[Records from a dataset]
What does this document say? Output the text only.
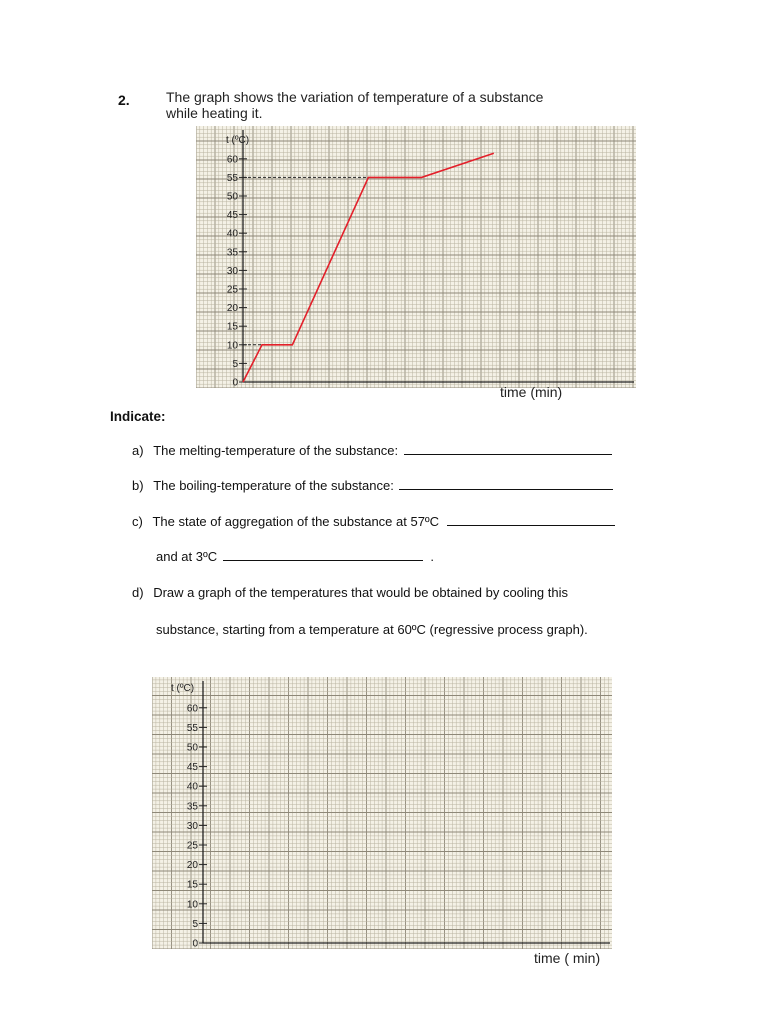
2.	The graph shows the variation of temperature of a substance
while heating it.
0
5
10
15
20
25
30
35
40
45
50
55
60
t (ºC)
time (min)
Indicate:
a) The melting-temperature of the substance:
b) The boiling-temperature of the substance:
c) The state of aggregation of the substance at 57ºC
and at 3ºC	.
d) Draw a graph of the temperatures that would be obtained by cooling this
substance, starting from a temperature at 60ºC (regressive process graph).
0
5
10
15
20
25
30
35
40
45
50
55
60
t (ºC)
time ( min)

#### [TASK DIRECTIONS]
Leave out the pictures and return every record word for word.

#### [THE RESPONSE]
What does this document say? Output the text only.
2.	The graph shows the variation of temperature of a substance
while heating it.
0
5
10
15
20
25
30
35
40
45
50
55
60
t (ºC)
time (min)
Indicate:
a) The melting-temperature of the substance:
b) The boiling-temperature of the substance:
c) The state of aggregation of the substance at 57ºC
and at 3ºC	.
d) Draw a graph of the temperatures that would be obtained by cooling this
substance, starting from a temperature at 60ºC (regressive process graph).
0
5
10
15
20
25
30
35
40
45
50
55
60
t (ºC)
time ( min)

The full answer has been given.